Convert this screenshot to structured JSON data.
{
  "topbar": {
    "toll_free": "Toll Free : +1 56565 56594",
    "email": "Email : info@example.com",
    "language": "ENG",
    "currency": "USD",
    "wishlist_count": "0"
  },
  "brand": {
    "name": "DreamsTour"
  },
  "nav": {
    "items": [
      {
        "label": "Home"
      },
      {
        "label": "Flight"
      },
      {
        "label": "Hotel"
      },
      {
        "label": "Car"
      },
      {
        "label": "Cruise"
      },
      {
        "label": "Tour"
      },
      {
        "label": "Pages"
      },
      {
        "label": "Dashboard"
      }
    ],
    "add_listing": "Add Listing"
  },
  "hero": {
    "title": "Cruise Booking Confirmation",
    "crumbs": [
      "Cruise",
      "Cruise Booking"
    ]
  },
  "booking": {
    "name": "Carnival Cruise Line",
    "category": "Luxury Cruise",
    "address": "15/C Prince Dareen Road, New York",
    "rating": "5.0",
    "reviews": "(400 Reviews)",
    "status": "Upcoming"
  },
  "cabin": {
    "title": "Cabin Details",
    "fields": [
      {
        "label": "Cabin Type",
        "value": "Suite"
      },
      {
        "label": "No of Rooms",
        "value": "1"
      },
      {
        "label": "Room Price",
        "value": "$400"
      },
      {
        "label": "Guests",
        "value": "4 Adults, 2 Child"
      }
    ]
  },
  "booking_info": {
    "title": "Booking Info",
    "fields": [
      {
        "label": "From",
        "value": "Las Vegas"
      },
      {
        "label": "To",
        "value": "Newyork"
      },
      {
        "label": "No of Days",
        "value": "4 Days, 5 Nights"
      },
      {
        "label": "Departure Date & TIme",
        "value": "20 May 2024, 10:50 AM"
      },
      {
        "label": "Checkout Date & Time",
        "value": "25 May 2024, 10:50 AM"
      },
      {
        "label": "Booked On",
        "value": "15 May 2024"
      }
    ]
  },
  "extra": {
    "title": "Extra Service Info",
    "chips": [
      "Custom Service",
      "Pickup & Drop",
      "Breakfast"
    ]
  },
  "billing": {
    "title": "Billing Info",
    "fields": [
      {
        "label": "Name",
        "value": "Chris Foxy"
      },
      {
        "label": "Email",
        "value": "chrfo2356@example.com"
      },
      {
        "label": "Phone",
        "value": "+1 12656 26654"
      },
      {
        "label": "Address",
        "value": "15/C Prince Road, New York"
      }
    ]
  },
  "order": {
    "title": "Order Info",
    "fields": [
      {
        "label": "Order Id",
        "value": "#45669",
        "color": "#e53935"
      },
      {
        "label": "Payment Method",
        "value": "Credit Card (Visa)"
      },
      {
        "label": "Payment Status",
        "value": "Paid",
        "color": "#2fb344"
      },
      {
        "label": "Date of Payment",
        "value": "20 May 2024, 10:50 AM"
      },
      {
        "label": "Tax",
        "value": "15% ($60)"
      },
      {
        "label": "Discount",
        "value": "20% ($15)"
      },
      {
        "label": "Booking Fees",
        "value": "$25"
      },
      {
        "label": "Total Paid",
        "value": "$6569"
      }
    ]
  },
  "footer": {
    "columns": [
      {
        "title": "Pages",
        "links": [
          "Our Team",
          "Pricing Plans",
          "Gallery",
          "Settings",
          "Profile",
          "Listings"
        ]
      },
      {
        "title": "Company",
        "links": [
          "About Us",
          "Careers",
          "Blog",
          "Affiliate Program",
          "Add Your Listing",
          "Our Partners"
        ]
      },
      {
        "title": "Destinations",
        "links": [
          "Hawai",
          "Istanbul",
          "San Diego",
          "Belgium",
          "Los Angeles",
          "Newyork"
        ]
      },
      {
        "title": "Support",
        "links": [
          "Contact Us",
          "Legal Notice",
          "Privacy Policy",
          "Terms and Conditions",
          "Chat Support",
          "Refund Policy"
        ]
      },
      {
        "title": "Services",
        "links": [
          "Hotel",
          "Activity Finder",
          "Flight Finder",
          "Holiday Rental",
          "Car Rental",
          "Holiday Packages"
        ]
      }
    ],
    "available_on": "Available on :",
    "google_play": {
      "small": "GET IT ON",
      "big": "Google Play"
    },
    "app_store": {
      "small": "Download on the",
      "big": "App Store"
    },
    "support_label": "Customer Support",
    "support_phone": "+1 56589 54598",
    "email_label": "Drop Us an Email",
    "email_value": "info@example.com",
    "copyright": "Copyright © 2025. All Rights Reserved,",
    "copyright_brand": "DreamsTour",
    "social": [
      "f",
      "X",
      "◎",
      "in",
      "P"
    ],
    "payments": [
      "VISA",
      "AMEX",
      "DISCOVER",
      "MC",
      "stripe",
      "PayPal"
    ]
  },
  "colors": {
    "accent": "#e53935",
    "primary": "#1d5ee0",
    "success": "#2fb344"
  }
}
......
PROBLEM TO SOLVE:
Search the preceding listing for the word "Date" and pull out every line that holds it.

FULL RESPONSE:
        "label": "Departure Date & TIme",
        "label": "Checkout Date & Time",
        "label": "Date of Payment",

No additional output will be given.